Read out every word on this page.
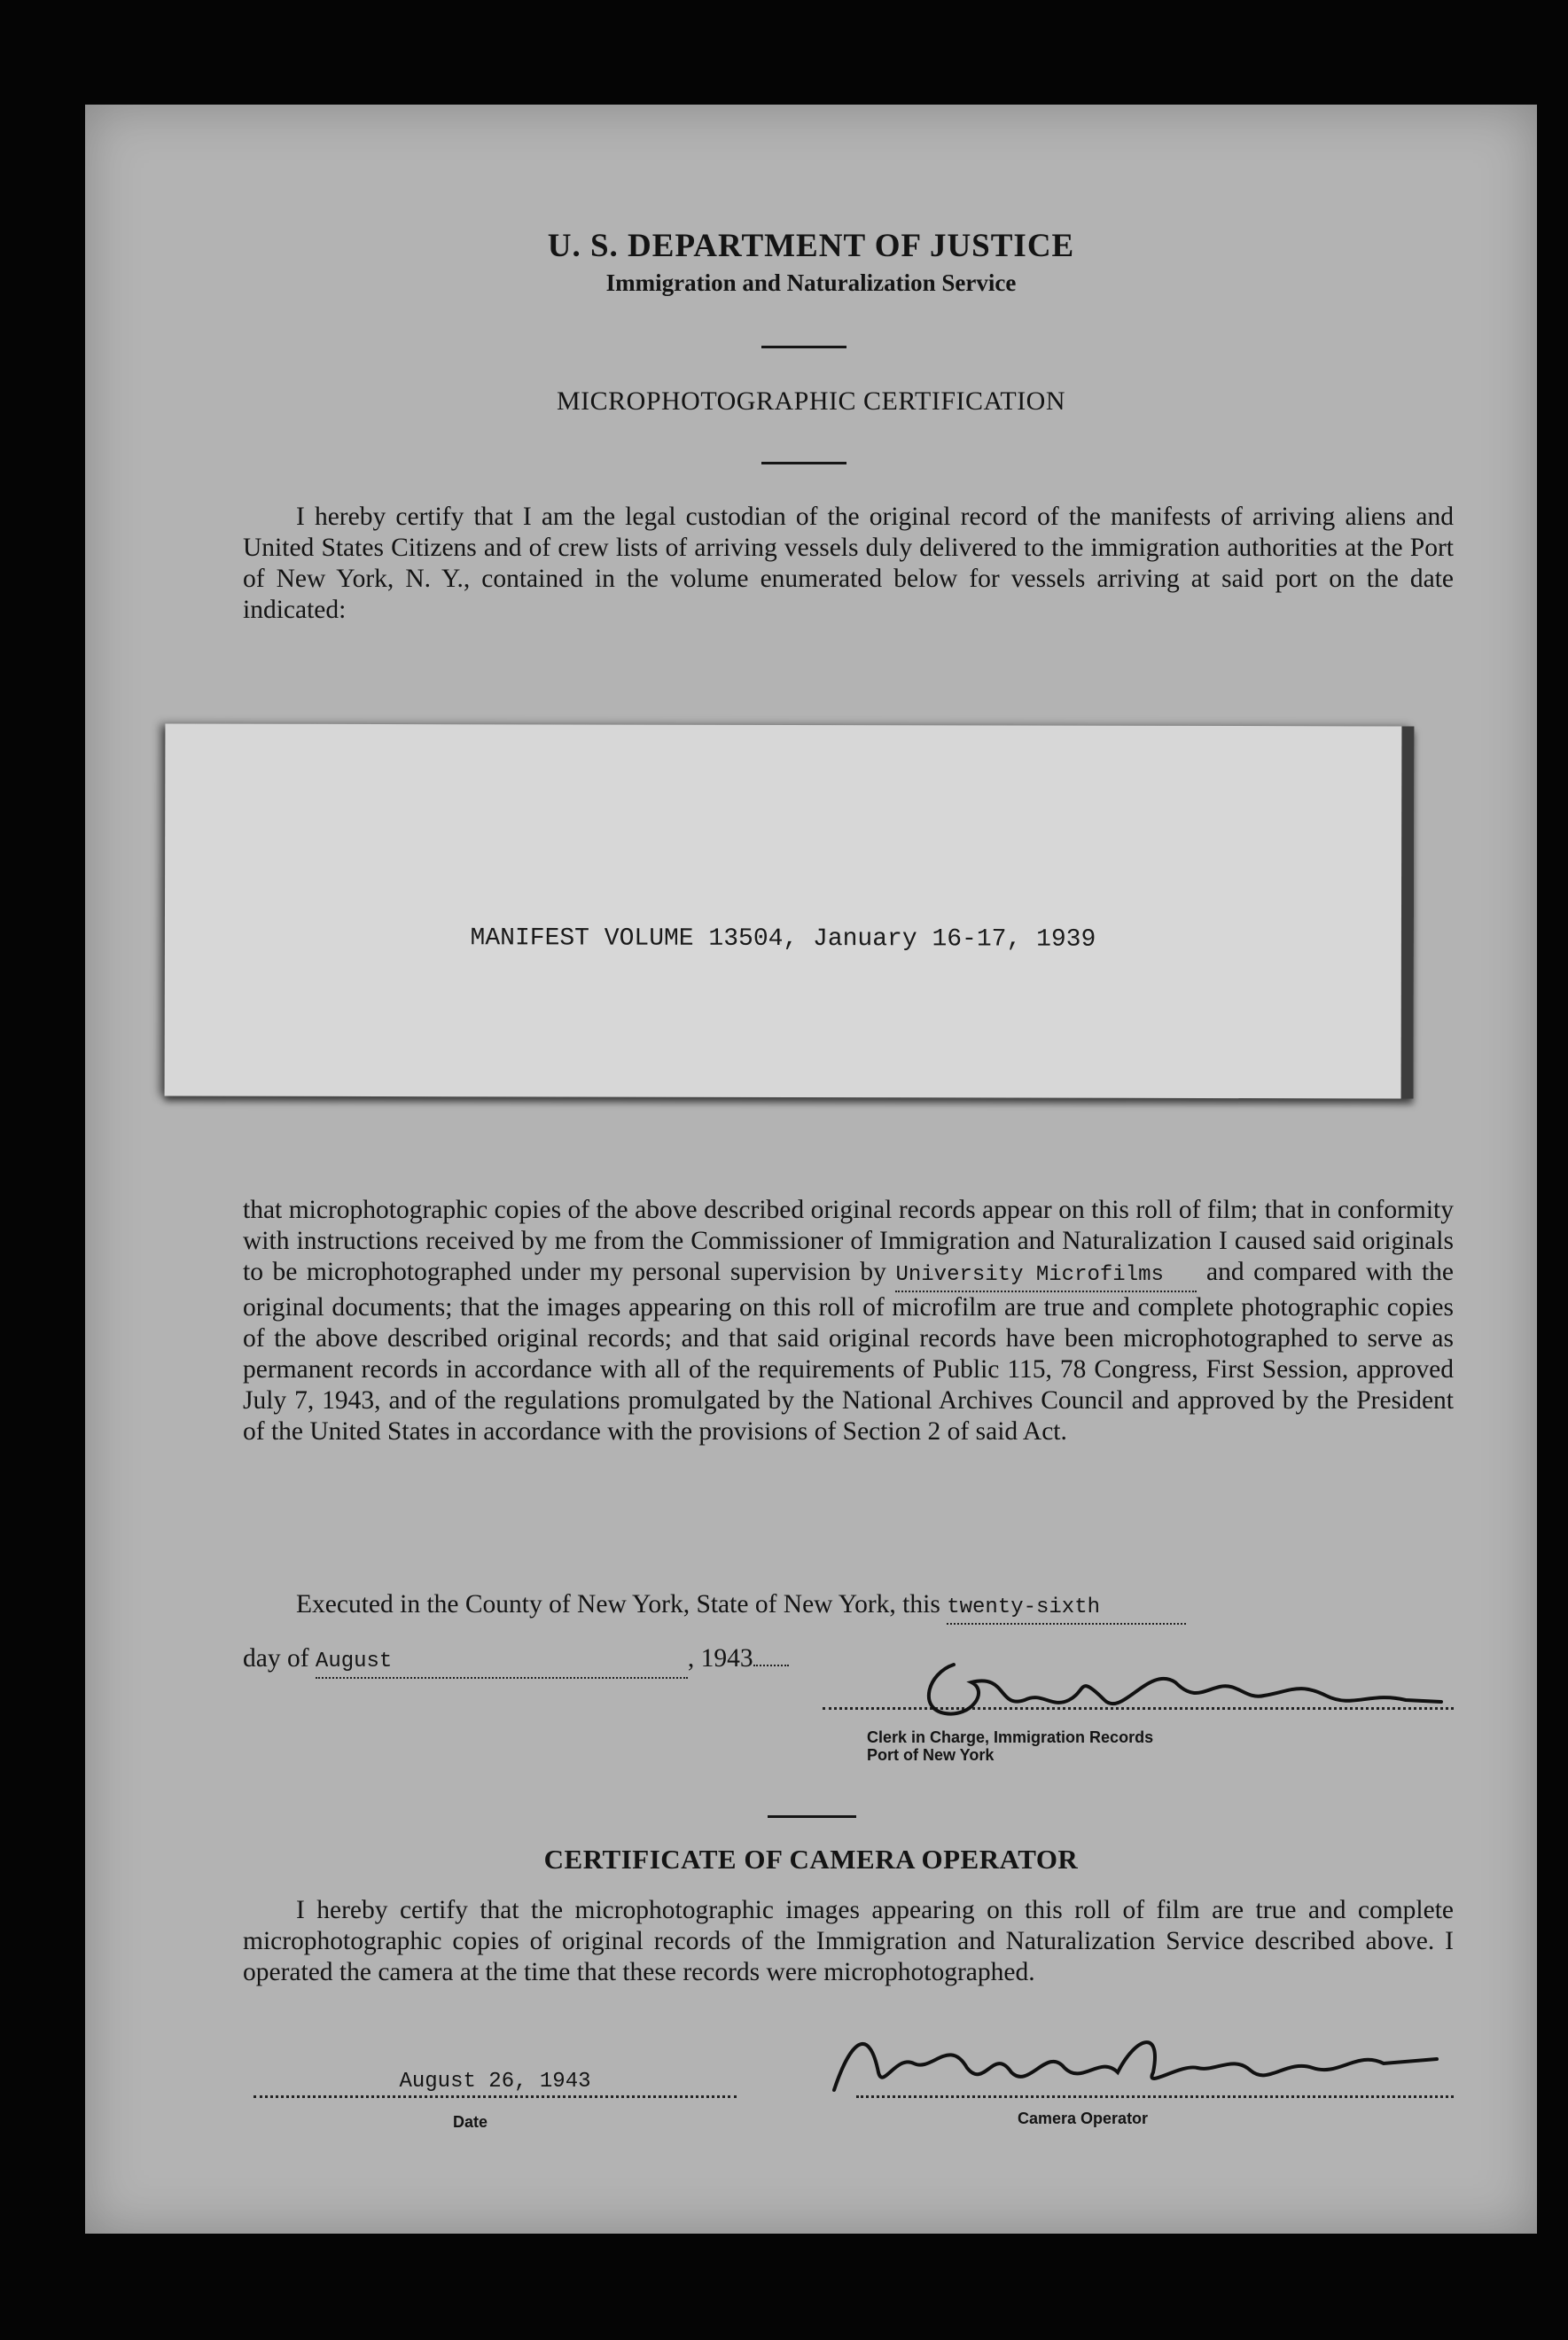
U. S. DEPARTMENT OF JUSTICE
Immigration and Naturalization Service
MICROPHOTOGRAPHIC CERTIFICATION

I hereby certify that I am the legal custodian of the original record of the manifests of arriving aliens and United States Citizens and of crew lists of arriving vessels duly delivered to the immigration authorities at the Port of New York, N. Y., contained in the volume enumerated below for vessels arriving at said port on the date indicated:

MANIFEST VOLUME 13504, January 16-17, 1939

that microphotographic copies of the above described original records appear on this roll of film; that in conformity with instructions received by me from the Commissioner of Immigration and Naturalization I caused said originals to be microphotographed under my personal supervision by University Microfilms and compared with the original documents; that the images appearing on this roll of microfilm are true and complete photographic copies of the above described original records; and that said original records have been microphotographed to serve as permanent records in accordance with all of the requirements of Public 115, 78 Congress, First Session, approved July 7, 1943, and of the regulations promulgated by the National Archives Council and approved by the President of the United States in accordance with the provisions of Section 2 of said Act.

Executed in the County of New York, State of New York, this twenty-sixth
day of August	, 1943
Clerk in Charge, Immigration Records
Port of New York
CERTIFICATE OF CAMERA OPERATOR

I hereby certify that the microphotographic images appearing on this roll of film are true and complete microphotographic copies of original records of the Immigration and Naturalization Service described above. I operated the camera at the time that these records were microphotographed.

August 26, 1943
Date	Camera Operator
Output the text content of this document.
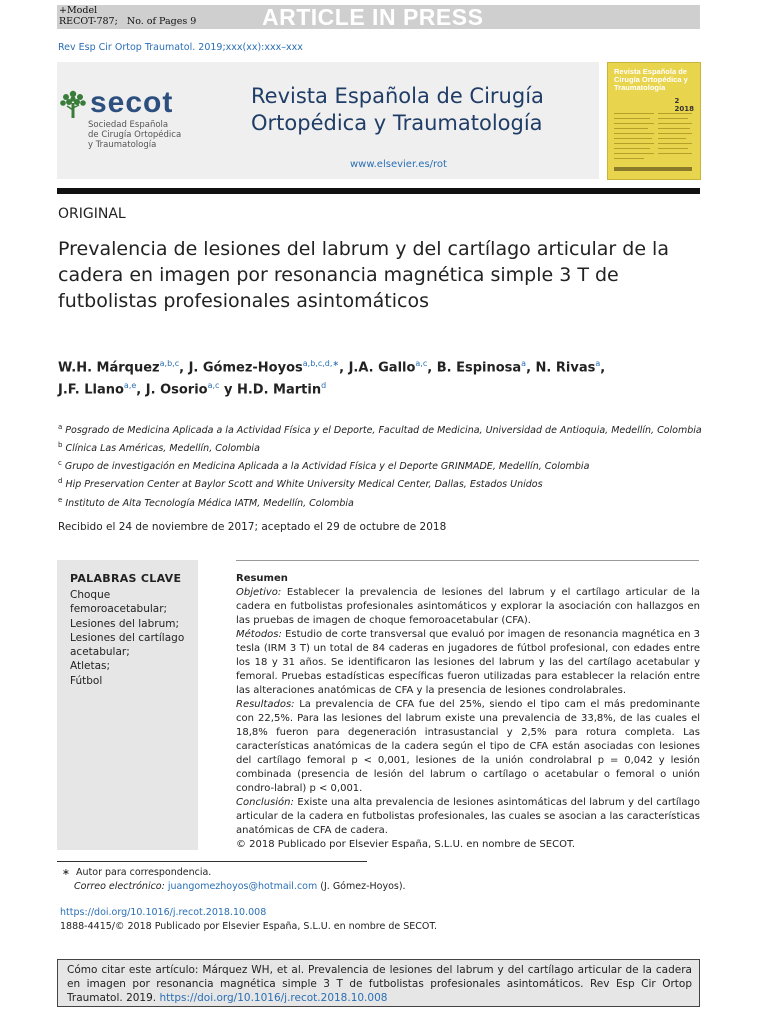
+Model
RECOT-787; No. of Pages 9	ARTICLE IN PRESS
Rev Esp Cir Ortop Traumatol. 2019;xxx(xx):xxx–xxx
secot
Sociedad Española
de Cirugía Ortopédica
y Traumatología
Revista Española de Cirugía
Ortopédica y Traumatología
www.elsevier.es/rot
Revista Española de Cirugía Ortopédica y Traumatología
2
2018
ORIGINAL
Prevalencia de lesiones del labrum y del cartílago articular de la cadera en imagen por resonancia magnética simple 3 T de futbolistas profesionales asintomáticos
W.H. Márquez$^{a,b,c}$, J. Gómez-Hoyos$^{a,b,c,d,∗}$, J.A. Gallo$^{a,c}$, B. Espinosa$^a$, N. Rivas$^a$,
J.F. Llano$^{a,e}$, J. Osorio$^{a,c}$ y H.D. Martin$^d$
$^a$ Posgrado de Medicina Aplicada a la Actividad Física y el Deporte, Facultad de Medicina, Universidad de Antioquia, Medellín, Colombia
$^b$ Clínica Las Américas, Medellín, Colombia
$^c$ Grupo de investigación en Medicina Aplicada a la Actividad Física y el Deporte GRINMADE, Medellín, Colombia
$^d$ Hip Preservation Center at Baylor Scott and White University Medical Center, Dallas, Estados Unidos
$^e$ Instituto de Alta Tecnología Médica IATM, Medellín, Colombia
Recibido el 24 de noviembre de 2017; aceptado el 29 de octubre de 2018
PALABRAS CLAVE
Choque
femoroacetabular;
Lesiones del labrum;
Lesiones del cartílago
acetabular;
Atletas;
Fútbol
Resumen
Objetivo: Establecer la prevalencia de lesiones del labrum y el cartílago articular de la cadera en futbolistas profesionales asintomáticos y explorar la asociación con hallazgos en las pruebas de imagen de choque femoroacetabular (CFA).
Métodos: Estudio de corte transversal que evaluó por imagen de resonancia magnética en 3 tesla (IRM 3 T) un total de 84 caderas en jugadores de fútbol profesional, con edades entre los 18 y 31 años. Se identificaron las lesiones del labrum y las del cartílago acetabular y femoral. Pruebas estadísticas específicas fueron utilizadas para establecer la relación entre las alteraciones anatómicas de CFA y la presencia de lesiones condrolabrales.
Resultados: La prevalencia de CFA fue del 25%, siendo el tipo cam el más predominante con 22,5%. Para las lesiones del labrum existe una prevalencia de 33,8%, de las cuales el 18,8% fueron para degeneración intrasustancial y 2,5% para rotura completa. Las características anatómicas de la cadera según el tipo de CFA están asociadas con lesiones del cartílago femoral p < 0,001, lesiones de la unión condrolabral p = 0,042 y lesión combinada (presencia de lesión del labrum o cartílago o acetabular o femoral o unión condro-labral) p < 0,001.
Conclusión: Existe una alta prevalencia de lesiones asintomáticas del labrum y del cartílago articular de la cadera en futbolistas profesionales, las cuales se asocian a las características anatómicas de CFA de cadera.
© 2018 Publicado por Elsevier España, S.L.U. en nombre de SECOT.
∗ Autor para correspondencia.
Correo electrónico: juangomezhoyos@hotmail.com (J. Gómez-Hoyos).
https://doi.org/10.1016/j.recot.2018.10.008
1888-4415/© 2018 Publicado por Elsevier España, S.L.U. en nombre de SECOT.
Cómo citar este artículo: Márquez WH, et al. Prevalencia de lesiones del labrum y del cartílago articular de la cadera en imagen por resonancia magnética simple 3 T de futbolistas profesionales asintomáticos. Rev Esp Cir Ortop Traumatol. 2019. https://doi.org/10.1016/j.recot.2018.10.008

_____

Required task: Using the material above, set down every line exactly, but skip the pictures.

Answer to this task:
Read out every word on this page.
U. S. DEPARTMENT OF JUSTICE
Immigration and Naturalization Service
MICROPHOTOGRAPHIC CERTIFICATION

I hereby certify that I am the legal custodian of the original record of the manifests of arriving aliens and United States Citizens and of crew lists of arriving vessels duly delivered to the immigration authorities at the Port of New York, N. Y., contained in the volume enumerated below for vessels arriving at said port on the date indicated:

MANIFEST VOLUME 13504, January 16-17, 1939

that microphotographic copies of the above described original records appear on this roll of film; that in conformity with instructions received by me from the Commissioner of Immigration and Naturalization I caused said originals to be microphotographed under my personal supervision by University Microfilms and compared with the original documents; that the images appearing on this roll of microfilm are true and complete photographic copies of the above described original records; and that said original records have been microphotographed to serve as permanent records in accordance with all of the requirements of Public 115, 78 Congress, First Session, approved July 7, 1943, and of the regulations promulgated by the National Archives Council and approved by the President of the United States in accordance with the provisions of Section 2 of said Act.

Executed in the County of New York, State of New York, this twenty-sixth
day of August	, 1943
Clerk in Charge, Immigration Records
Port of New York
CERTIFICATE OF CAMERA OPERATOR

I hereby certify that the microphotographic images appearing on this roll of film are true and complete microphotographic copies of original records of the Immigration and Naturalization Service described above. I operated the camera at the time that these records were microphotographed.

August 26, 1943
Date	Camera Operator
Output the text content of this document.
+Model
RECOT-787; No. of Pages 9	ARTICLE IN PRESS
Rev Esp Cir Ortop Traumatol. 2019;xxx(xx):xxx–xxx
secot
Sociedad Española
de Cirugía Ortopédica
y Traumatología
Revista Española de Cirugía
Ortopédica y Traumatología
www.elsevier.es/rot
Revista Española de Cirugía Ortopédica y Traumatología
2
2018
ORIGINAL
Prevalencia de lesiones del labrum y del cartílago articular de la cadera en imagen por resonancia magnética simple 3 T de futbolistas profesionales asintomáticos
W.H. Márquez$^{a,b,c}$, J. Gómez-Hoyos$^{a,b,c,d,∗}$, J.A. Gallo$^{a,c}$, B. Espinosa$^a$, N. Rivas$^a$,
J.F. Llano$^{a,e}$, J. Osorio$^{a,c}$ y H.D. Martin$^d$
$^a$ Posgrado de Medicina Aplicada a la Actividad Física y el Deporte, Facultad de Medicina, Universidad de Antioquia, Medellín, Colombia
$^b$ Clínica Las Américas, Medellín, Colombia
$^c$ Grupo de investigación en Medicina Aplicada a la Actividad Física y el Deporte GRINMADE, Medellín, Colombia
$^d$ Hip Preservation Center at Baylor Scott and White University Medical Center, Dallas, Estados Unidos
$^e$ Instituto de Alta Tecnología Médica IATM, Medellín, Colombia
Recibido el 24 de noviembre de 2017; aceptado el 29 de octubre de 2018
PALABRAS CLAVE
Choque
femoroacetabular;
Lesiones del labrum;
Lesiones del cartílago
acetabular;
Atletas;
Fútbol
Resumen
Objetivo: Establecer la prevalencia de lesiones del labrum y el cartílago articular de la cadera en futbolistas profesionales asintomáticos y explorar la asociación con hallazgos en las pruebas de imagen de choque femoroacetabular (CFA).
Métodos: Estudio de corte transversal que evaluó por imagen de resonancia magnética en 3 tesla (IRM 3 T) un total de 84 caderas en jugadores de fútbol profesional, con edades entre los 18 y 31 años. Se identificaron las lesiones del labrum y las del cartílago acetabular y femoral. Pruebas estadísticas específicas fueron utilizadas para establecer la relación entre las alteraciones anatómicas de CFA y la presencia de lesiones condrolabrales.
Resultados: La prevalencia de CFA fue del 25%, siendo el tipo cam el más predominante con 22,5%. Para las lesiones del labrum existe una prevalencia de 33,8%, de las cuales el 18,8% fueron para degeneración intrasustancial y 2,5% para rotura completa. Las características anatómicas de la cadera según el tipo de CFA están asociadas con lesiones del cartílago femoral p < 0,001, lesiones de la unión condrolabral p = 0,042 y lesión combinada (presencia de lesión del labrum o cartílago o acetabular o femoral o unión condro-labral) p < 0,001.
Conclusión: Existe una alta prevalencia de lesiones asintomáticas del labrum y del cartílago articular de la cadera en futbolistas profesionales, las cuales se asocian a las características anatómicas de CFA de cadera.
© 2018 Publicado por Elsevier España, S.L.U. en nombre de SECOT.
∗ Autor para correspondencia.
Correo electrónico: juangomezhoyos@hotmail.com (J. Gómez-Hoyos).
https://doi.org/10.1016/j.recot.2018.10.008
1888-4415/© 2018 Publicado por Elsevier España, S.L.U. en nombre de SECOT.
Cómo citar este artículo: Márquez WH, et al. Prevalencia de lesiones del labrum y del cartílago articular de la cadera en imagen por resonancia magnética simple 3 T de futbolistas profesionales asintomáticos. Rev Esp Cir Ortop Traumatol. 2019. https://doi.org/10.1016/j.recot.2018.10.008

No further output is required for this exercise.